____ Given entries
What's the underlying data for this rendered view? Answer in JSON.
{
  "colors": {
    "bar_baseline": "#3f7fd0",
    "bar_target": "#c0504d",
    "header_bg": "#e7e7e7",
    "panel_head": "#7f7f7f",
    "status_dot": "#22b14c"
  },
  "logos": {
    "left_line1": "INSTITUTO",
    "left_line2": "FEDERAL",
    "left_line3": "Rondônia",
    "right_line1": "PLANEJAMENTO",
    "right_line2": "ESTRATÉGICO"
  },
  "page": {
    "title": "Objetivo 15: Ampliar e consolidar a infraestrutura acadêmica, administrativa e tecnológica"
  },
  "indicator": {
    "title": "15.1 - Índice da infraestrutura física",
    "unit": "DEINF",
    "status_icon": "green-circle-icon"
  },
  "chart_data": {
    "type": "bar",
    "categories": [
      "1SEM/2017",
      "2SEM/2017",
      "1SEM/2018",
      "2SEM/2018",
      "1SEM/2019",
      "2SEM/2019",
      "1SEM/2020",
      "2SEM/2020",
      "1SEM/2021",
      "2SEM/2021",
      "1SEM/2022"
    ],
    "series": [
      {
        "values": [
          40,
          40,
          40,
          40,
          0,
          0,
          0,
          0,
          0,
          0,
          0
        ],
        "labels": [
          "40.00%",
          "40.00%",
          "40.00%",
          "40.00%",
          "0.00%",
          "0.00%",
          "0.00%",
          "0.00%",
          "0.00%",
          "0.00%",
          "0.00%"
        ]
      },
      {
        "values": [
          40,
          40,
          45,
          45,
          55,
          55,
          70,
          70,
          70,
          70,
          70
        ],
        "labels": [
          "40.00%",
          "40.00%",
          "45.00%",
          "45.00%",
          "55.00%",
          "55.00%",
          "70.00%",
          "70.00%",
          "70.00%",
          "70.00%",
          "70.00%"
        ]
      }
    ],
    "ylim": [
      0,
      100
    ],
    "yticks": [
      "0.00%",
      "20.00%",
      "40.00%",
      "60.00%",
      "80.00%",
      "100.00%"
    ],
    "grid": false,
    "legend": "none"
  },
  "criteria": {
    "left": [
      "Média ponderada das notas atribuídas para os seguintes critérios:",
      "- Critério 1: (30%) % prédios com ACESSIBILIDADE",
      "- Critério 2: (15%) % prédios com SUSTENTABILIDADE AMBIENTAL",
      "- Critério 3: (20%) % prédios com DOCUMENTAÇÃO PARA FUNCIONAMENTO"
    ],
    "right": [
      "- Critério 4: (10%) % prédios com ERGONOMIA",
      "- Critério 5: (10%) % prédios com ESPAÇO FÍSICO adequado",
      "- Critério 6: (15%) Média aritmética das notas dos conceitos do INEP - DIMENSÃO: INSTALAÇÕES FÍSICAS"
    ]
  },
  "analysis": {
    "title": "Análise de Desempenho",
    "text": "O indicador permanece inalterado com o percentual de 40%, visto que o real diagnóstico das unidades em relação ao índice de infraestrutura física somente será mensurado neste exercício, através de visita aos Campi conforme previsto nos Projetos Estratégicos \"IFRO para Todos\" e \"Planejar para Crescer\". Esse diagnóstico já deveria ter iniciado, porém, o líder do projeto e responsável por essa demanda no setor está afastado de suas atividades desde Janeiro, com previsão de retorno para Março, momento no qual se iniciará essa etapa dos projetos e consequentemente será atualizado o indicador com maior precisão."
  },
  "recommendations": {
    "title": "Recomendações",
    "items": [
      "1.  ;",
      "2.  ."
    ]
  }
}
________
Required work: Please output the entries above, every line exactly as it reads.

Completed exercise:
What's the underlying data for this rendered view? Answer in JSON.
{
  "colors": {
    "bar_baseline": "#3f7fd0",
    "bar_target": "#c0504d",
    "header_bg": "#e7e7e7",
    "panel_head": "#7f7f7f",
    "status_dot": "#22b14c"
  },
  "logos": {
    "left_line1": "INSTITUTO",
    "left_line2": "FEDERAL",
    "left_line3": "Rondônia",
    "right_line1": "PLANEJAMENTO",
    "right_line2": "ESTRATÉGICO"
  },
  "page": {
    "title": "Objetivo 15: Ampliar e consolidar a infraestrutura acadêmica, administrativa e tecnológica"
  },
  "indicator": {
    "title": "15.1 - Índice da infraestrutura física",
    "unit": "DEINF",
    "status_icon": "green-circle-icon"
  },
  "chart_data": {
    "type": "bar",
    "categories": [
      "1SEM/2017",
      "2SEM/2017",
      "1SEM/2018",
      "2SEM/2018",
      "1SEM/2019",
      "2SEM/2019",
      "1SEM/2020",
      "2SEM/2020",
      "1SEM/2021",
      "2SEM/2021",
      "1SEM/2022"
    ],
    "series": [
      {
        "values": [
          40,
          40,
          40,
          40,
          0,
          0,
          0,
          0,
          0,
          0,
          0
        ],
        "labels": [
          "40.00%",
          "40.00%",
          "40.00%",
          "40.00%",
          "0.00%",
          "0.00%",
          "0.00%",
          "0.00%",
          "0.00%",
          "0.00%",
          "0.00%"
        ]
      },
      {
        "values": [
          40,
          40,
          45,
          45,
          55,
          55,
          70,
          70,
          70,
          70,
          70
        ],
        "labels": [
          "40.00%",
          "40.00%",
          "45.00%",
          "45.00%",
          "55.00%",
          "55.00%",
          "70.00%",
          "70.00%",
          "70.00%",
          "70.00%",
          "70.00%"
        ]
      }
    ],
    "ylim": [
      0,
      100
    ],
    "yticks": [
      "0.00%",
      "20.00%",
      "40.00%",
      "60.00%",
      "80.00%",
      "100.00%"
    ],
    "grid": false,
    "legend": "none"
  },
  "criteria": {
    "left": [
      "Média ponderada das notas atribuídas para os seguintes critérios:",
      "- Critério 1: (30%) % prédios com ACESSIBILIDADE",
      "- Critério 2: (15%) % prédios com SUSTENTABILIDADE AMBIENTAL",
      "- Critério 3: (20%) % prédios com DOCUMENTAÇÃO PARA FUNCIONAMENTO"
    ],
    "right": [
      "- Critério 4: (10%) % prédios com ERGONOMIA",
      "- Critério 5: (10%) % prédios com ESPAÇO FÍSICO adequado",
      "- Critério 6: (15%) Média aritmética das notas dos conceitos do INEP - DIMENSÃO: INSTALAÇÕES FÍSICAS"
    ]
  },
  "analysis": {
    "title": "Análise de Desempenho",
    "text": "O indicador permanece inalterado com o percentual de 40%, visto que o real diagnóstico das unidades em relação ao índice de infraestrutura física somente será mensurado neste exercício, através de visita aos Campi conforme previsto nos Projetos Estratégicos \"IFRO para Todos\" e \"Planejar para Crescer\". Esse diagnóstico já deveria ter iniciado, porém, o líder do projeto e responsável por essa demanda no setor está afastado de suas atividades desde Janeiro, com previsão de retorno para Março, momento no qual se iniciará essa etapa dos projetos e consequentemente será atualizado o indicador com maior precisão."
  },
  "recommendations": {
    "title": "Recomendações",
    "items": [
      "1.  ;",
      "2.  ."
    ]
  }
}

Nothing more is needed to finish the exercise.